***** Extracted records

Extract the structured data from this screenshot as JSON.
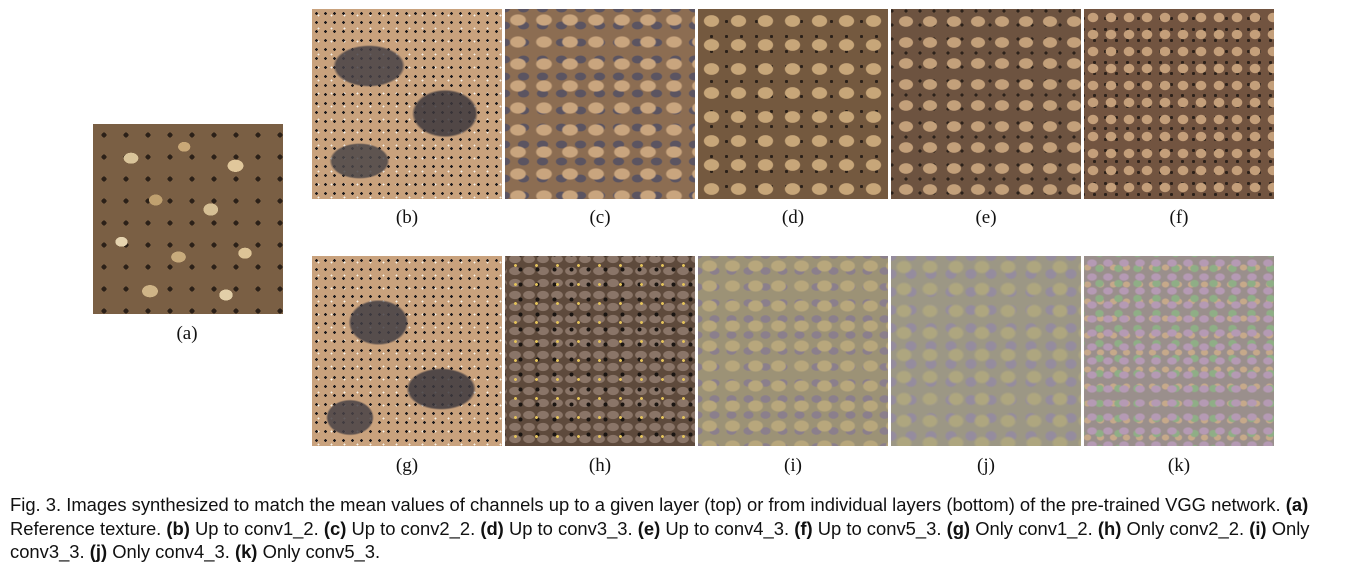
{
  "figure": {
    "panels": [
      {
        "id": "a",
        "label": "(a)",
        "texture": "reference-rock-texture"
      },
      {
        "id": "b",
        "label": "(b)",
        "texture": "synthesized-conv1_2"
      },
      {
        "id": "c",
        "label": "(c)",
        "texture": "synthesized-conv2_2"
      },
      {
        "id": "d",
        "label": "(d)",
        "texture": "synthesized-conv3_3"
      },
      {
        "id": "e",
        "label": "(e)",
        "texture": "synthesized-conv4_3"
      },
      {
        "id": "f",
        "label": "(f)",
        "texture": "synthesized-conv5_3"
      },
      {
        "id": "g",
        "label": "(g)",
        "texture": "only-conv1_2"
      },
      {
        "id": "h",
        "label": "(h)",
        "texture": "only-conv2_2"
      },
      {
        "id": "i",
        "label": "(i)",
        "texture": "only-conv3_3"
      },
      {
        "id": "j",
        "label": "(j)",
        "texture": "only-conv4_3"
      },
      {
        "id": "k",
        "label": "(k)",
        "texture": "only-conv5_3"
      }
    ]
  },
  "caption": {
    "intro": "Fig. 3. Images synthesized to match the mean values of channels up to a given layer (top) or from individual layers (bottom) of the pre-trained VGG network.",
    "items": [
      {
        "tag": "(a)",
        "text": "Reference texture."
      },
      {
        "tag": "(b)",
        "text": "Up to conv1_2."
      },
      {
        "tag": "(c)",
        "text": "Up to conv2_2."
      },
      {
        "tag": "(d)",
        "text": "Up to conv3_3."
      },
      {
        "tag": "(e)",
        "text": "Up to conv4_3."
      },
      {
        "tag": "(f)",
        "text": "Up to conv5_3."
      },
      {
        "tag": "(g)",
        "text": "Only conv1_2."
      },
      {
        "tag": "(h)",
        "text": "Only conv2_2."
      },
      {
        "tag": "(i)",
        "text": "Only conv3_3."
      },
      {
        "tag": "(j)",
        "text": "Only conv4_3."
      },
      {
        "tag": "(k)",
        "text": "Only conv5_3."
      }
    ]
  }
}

**********

**Instructions for the task:** Report only the number of lines that hold the string "texture" in this listing.

**Task solution:** 12